◆ **Exercise task a**
Gather every line of the entries that contains the word "member".

** start Given text **

In the learning process, DNN classifies frame levels in finding PAPR during communication, in the same way, RNN also follows the same rule. In which each frame is being targeted to be learned, the alignment determines the separating line between higher peaks and lower peaks, which is done by the Hidden Markov Model (HMM). Table 1 illustrates the training and performance of the state of the trained model with 77400 × 6* the data set, which takes a little more time and iterations to train the model that is less than or equal to 74.59 seconds. The HMM is employed and the MSE is 0.00138 at 132 iterations with random data.

Table 1. Training the Data

The training model of HMM performs well but does not provide ideal performance where secure and reliable communication is required. For that connectionist temporal classification (CTC) is used to perform such operations [49], which doesn’t require the alignments for the classification of input data and targeted data in the learning process. There is only one separated unit for each part, i.e., the higher peaks unit and lower peaks unit. And there is also an ‘Empty’ unit added, referred to as no peak’s occurrence. The empty unit differentiates the higher peaks and lower peaks in the proposed system. The probability of an empty unit with indexing k in the amount of time t can be given as:

\(\begin{aligned}P_{r}(k, t \mid x)=\frac{\exp \left(y_{t}^{k}\right)}{\sum_{k^{\prime}} \exp \left(y_{t}^{k^{\prime}}\right)}\end{aligned}\)       (9)

** end Given text **
** start Given data **

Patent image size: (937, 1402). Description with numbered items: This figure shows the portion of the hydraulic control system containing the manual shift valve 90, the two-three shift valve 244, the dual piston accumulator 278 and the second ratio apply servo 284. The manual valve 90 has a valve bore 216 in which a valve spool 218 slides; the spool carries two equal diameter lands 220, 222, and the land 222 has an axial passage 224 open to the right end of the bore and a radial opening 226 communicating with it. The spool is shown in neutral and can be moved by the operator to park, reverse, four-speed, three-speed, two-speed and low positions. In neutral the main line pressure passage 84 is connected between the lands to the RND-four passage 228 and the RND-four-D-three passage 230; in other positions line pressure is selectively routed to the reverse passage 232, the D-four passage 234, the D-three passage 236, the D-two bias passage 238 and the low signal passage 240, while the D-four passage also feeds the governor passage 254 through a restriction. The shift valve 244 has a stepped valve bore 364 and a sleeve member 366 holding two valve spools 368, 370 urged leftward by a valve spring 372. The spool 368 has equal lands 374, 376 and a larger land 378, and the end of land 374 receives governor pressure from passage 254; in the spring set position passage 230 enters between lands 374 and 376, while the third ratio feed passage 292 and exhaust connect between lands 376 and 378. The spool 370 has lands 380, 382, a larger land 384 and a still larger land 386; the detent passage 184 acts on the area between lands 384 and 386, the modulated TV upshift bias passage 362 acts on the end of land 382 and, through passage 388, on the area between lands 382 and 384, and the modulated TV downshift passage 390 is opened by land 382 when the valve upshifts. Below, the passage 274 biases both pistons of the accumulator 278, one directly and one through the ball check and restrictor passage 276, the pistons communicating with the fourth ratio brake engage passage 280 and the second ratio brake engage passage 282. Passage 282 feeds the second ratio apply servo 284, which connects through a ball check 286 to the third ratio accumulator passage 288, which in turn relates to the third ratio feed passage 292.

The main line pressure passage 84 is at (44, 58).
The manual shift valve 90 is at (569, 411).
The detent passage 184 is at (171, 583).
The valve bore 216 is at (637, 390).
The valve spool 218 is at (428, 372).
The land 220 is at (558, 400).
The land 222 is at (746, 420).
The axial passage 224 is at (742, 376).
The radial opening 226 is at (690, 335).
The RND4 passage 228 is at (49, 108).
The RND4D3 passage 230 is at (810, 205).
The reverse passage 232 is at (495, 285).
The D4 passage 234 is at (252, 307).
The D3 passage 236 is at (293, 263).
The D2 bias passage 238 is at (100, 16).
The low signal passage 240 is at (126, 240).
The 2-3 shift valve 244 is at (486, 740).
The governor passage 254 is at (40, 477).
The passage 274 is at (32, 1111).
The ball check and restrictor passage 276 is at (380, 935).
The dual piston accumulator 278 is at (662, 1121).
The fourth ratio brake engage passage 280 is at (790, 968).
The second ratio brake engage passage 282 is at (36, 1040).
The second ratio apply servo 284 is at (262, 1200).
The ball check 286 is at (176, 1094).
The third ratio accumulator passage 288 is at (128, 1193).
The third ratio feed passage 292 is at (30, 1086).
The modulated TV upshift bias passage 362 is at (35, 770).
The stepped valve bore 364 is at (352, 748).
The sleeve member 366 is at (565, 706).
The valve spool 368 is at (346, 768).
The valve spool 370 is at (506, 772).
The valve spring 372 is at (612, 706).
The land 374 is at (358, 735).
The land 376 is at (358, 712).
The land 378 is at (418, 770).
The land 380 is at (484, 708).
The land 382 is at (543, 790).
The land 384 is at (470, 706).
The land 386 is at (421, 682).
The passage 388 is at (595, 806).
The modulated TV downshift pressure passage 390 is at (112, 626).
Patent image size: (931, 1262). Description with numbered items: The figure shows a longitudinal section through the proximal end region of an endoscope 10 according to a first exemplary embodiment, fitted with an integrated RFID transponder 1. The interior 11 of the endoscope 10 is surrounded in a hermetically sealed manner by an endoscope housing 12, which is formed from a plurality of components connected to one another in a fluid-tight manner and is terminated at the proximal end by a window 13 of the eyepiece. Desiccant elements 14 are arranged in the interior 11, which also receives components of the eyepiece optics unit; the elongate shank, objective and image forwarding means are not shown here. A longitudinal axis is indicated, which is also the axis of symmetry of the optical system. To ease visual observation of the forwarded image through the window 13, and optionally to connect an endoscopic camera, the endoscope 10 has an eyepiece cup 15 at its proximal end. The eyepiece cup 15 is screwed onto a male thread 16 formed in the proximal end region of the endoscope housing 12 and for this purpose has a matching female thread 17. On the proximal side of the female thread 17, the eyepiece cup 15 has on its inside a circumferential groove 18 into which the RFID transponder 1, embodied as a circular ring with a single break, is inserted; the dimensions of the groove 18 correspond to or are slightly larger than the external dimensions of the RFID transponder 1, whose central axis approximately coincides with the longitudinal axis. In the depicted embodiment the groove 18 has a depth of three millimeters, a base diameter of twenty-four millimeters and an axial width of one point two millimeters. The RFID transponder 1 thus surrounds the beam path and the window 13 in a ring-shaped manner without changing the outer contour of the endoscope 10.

** end Given data **

◆ **Exercise task b**
List every uppercase acronym that appears in the passage on PAPR classification, in order of first appearance.

◆ **Task output a**
Patent image size: (937, 1402). Description with numbered items: This figure shows the portion of the hydraulic control system containing the manual shift valve 90, the two-three shift valve 244, the dual piston accumulator 278 and the second ratio apply servo 284. The manual valve 90 has a valve bore 216 in which a valve spool 218 slides; the spool carries two equal diameter lands 220, 222, and the land 222 has an axial passage 224 open to the right end of the bore and a radial opening 226 communicating with it. The spool is shown in neutral and can be moved by the operator to park, reverse, four-speed, three-speed, two-speed and low positions. In neutral the main line pressure passage 84 is connected between the lands to the RND-four passage 228 and the RND-four-D-three passage 230; in other positions line pressure is selectively routed to the reverse passage 232, the D-four passage 234, the D-three passage 236, the D-two bias passage 238 and the low signal passage 240, while the D-four passage also feeds the governor passage 254 through a restriction. The shift valve 244 has a stepped valve bore 364 and a sleeve member 366 holding two valve spools 368, 370 urged leftward by a valve spring 372. The spool 368 has equal lands 374, 376 and a larger land 378, and the end of land 374 receives governor pressure from passage 254; in the spring set position passage 230 enters between lands 374 and 376, while the third ratio feed passage 292 and exhaust connect between lands 376 and 378. The spool 370 has lands 380, 382, a larger land 384 and a still larger land 386; the detent passage 184 acts on the area between lands 384 and 386, the modulated TV upshift bias passage 362 acts on the end of land 382 and, through passage 388, on the area between lands 382 and 384, and the modulated TV downshift passage 390 is opened by land 382 when the valve upshifts. Below, the passage 274 biases both pistons of the accumulator 278, one directly and one through the ball check and restrictor passage 276, the pistons communicating with the fourth ratio brake engage passage 280 and the second ratio brake engage passage 282. Passage 282 feeds the second ratio apply servo 284, which connects through a ball check 286 to the third ratio accumulator passage 288, which in turn relates to the third ratio feed passage 292.
The sleeve member 366 is at (565, 706).

◆ **Task output b**
DNN, PAPR, RNN, HMM, MSE, CTC